(Figure record extracts)
# # # # # # #

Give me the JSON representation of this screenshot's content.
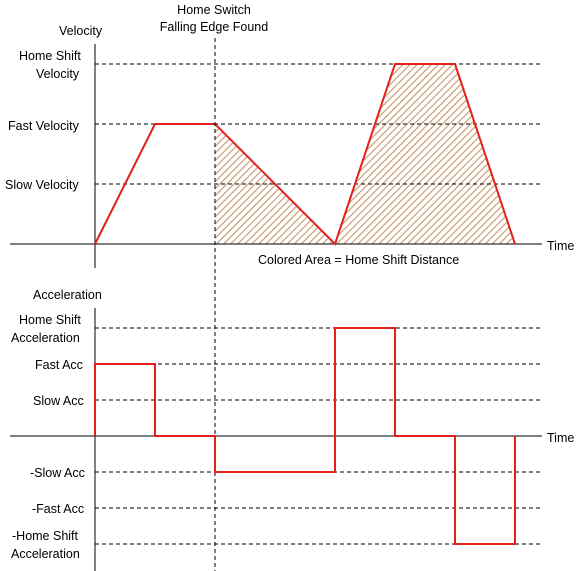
{
  "colors": {
    "profile": "#e3201b",
    "hatch": "#c8956a",
    "axis": "#000000",
    "dashed": "#000000",
    "background": "#ffffff"
  },
  "annotations": {
    "home_switch_line1": "Home Switch",
    "home_switch_line2": "Falling Edge Found",
    "colored_area_note": "Colored Area = Home Shift Distance"
  },
  "velocity_chart": {
    "y_axis_title": "Velocity",
    "x_axis_title": "Time",
    "levels": {
      "home_shift_line1": "Home Shift",
      "home_shift_line2": "Velocity",
      "fast": "Fast Velocity",
      "slow": "Slow Velocity"
    }
  },
  "acceleration_chart": {
    "y_axis_title": "Acceleration",
    "x_axis_title": "Time",
    "levels": {
      "home_shift_line1": "Home Shift",
      "home_shift_line2": "Acceleration",
      "fast": "Fast Acc",
      "slow": "Slow Acc",
      "neg_slow": "-Slow Acc",
      "neg_fast": "-Fast Acc",
      "neg_home_shift_line1": "-Home Shift",
      "neg_home_shift_line2": "Acceleration"
    }
  },
  "chart_data": [
    {
      "type": "line",
      "title": "",
      "ylabel": "Velocity",
      "xlabel": "Time",
      "y_levels": {
        "slow": 1,
        "fast": 2,
        "home_shift": 3
      },
      "x_unit": "time steps",
      "series": [
        {
          "points": [
            [
              0,
              0
            ],
            [
              1,
              2
            ],
            [
              2,
              2
            ],
            [
              4,
              0
            ],
            [
              5,
              3
            ],
            [
              6,
              3
            ],
            [
              7,
              0
            ]
          ]
        }
      ],
      "shaded_regions": [
        {
          "label": "Colored Area = Home Shift Distance",
          "x_range": [
            2,
            7
          ]
        }
      ],
      "markers": [
        {
          "x": 2,
          "label": "Home Switch Falling Edge Found"
        }
      ]
    },
    {
      "type": "line",
      "title": "",
      "ylabel": "Acceleration",
      "xlabel": "Time",
      "y_levels": {
        "neg_home_shift": -3,
        "neg_fast": -2,
        "neg_slow": -1,
        "slow": 1,
        "fast": 2,
        "home_shift": 3
      },
      "x_unit": "time steps",
      "series": [
        {
          "step_points": [
            [
              0,
              2
            ],
            [
              1,
              0
            ],
            [
              2,
              -1
            ],
            [
              4,
              3
            ],
            [
              5,
              0
            ],
            [
              6,
              -3
            ],
            [
              7,
              0
            ]
          ]
        }
      ]
    }
  ]
}
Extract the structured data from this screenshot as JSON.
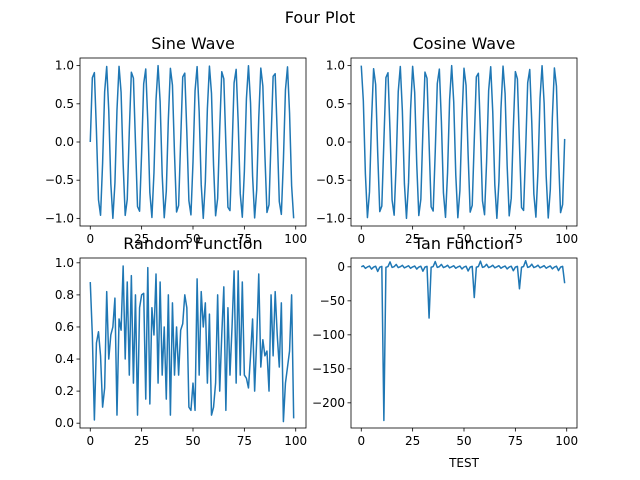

# # # # # # #

**INSTRUCTIONS FOR THE TASK:**
Without the images, write out each line of the data verbatim.

**TASK SOLUTION:**
Give me the JSON representation of this screenshot's content.
{
  "colors": {
    "profile": "#e3201b",
    "hatch": "#c8956a",
    "axis": "#000000",
    "dashed": "#000000",
    "background": "#ffffff"
  },
  "annotations": {
    "home_switch_line1": "Home Switch",
    "home_switch_line2": "Falling Edge Found",
    "colored_area_note": "Colored Area = Home Shift Distance"
  },
  "velocity_chart": {
    "y_axis_title": "Velocity",
    "x_axis_title": "Time",
    "levels": {
      "home_shift_line1": "Home Shift",
      "home_shift_line2": "Velocity",
      "fast": "Fast Velocity",
      "slow": "Slow Velocity"
    }
  },
  "acceleration_chart": {
    "y_axis_title": "Acceleration",
    "x_axis_title": "Time",
    "levels": {
      "home_shift_line1": "Home Shift",
      "home_shift_line2": "Acceleration",
      "fast": "Fast Acc",
      "slow": "Slow Acc",
      "neg_slow": "-Slow Acc",
      "neg_fast": "-Fast Acc",
      "neg_home_shift_line1": "-Home Shift",
      "neg_home_shift_line2": "Acceleration"
    }
  },
  "chart_data": [
    {
      "type": "line",
      "title": "",
      "ylabel": "Velocity",
      "xlabel": "Time",
      "y_levels": {
        "slow": 1,
        "fast": 2,
        "home_shift": 3
      },
      "x_unit": "time steps",
      "series": [
        {
          "points": [
            [
              0,
              0
            ],
            [
              1,
              2
            ],
            [
              2,
              2
            ],
            [
              4,
              0
            ],
            [
              5,
              3
            ],
            [
              6,
              3
            ],
            [
              7,
              0
            ]
          ]
        }
      ],
      "shaded_regions": [
        {
          "label": "Colored Area = Home Shift Distance",
          "x_range": [
            2,
            7
          ]
        }
      ],
      "markers": [
        {
          "x": 2,
          "label": "Home Switch Falling Edge Found"
        }
      ]
    },
    {
      "type": "line",
      "title": "",
      "ylabel": "Acceleration",
      "xlabel": "Time",
      "y_levels": {
        "neg_home_shift": -3,
        "neg_fast": -2,
        "neg_slow": -1,
        "slow": 1,
        "fast": 2,
        "home_shift": 3
      },
      "x_unit": "time steps",
      "series": [
        {
          "step_points": [
            [
              0,
              2
            ],
            [
              1,
              0
            ],
            [
              2,
              -1
            ],
            [
              4,
              3
            ],
            [
              5,
              0
            ],
            [
              6,
              -3
            ],
            [
              7,
              0
            ]
          ]
        }
      ]
    }
  ]
}
Extract the structured data from this screenshot as JSON.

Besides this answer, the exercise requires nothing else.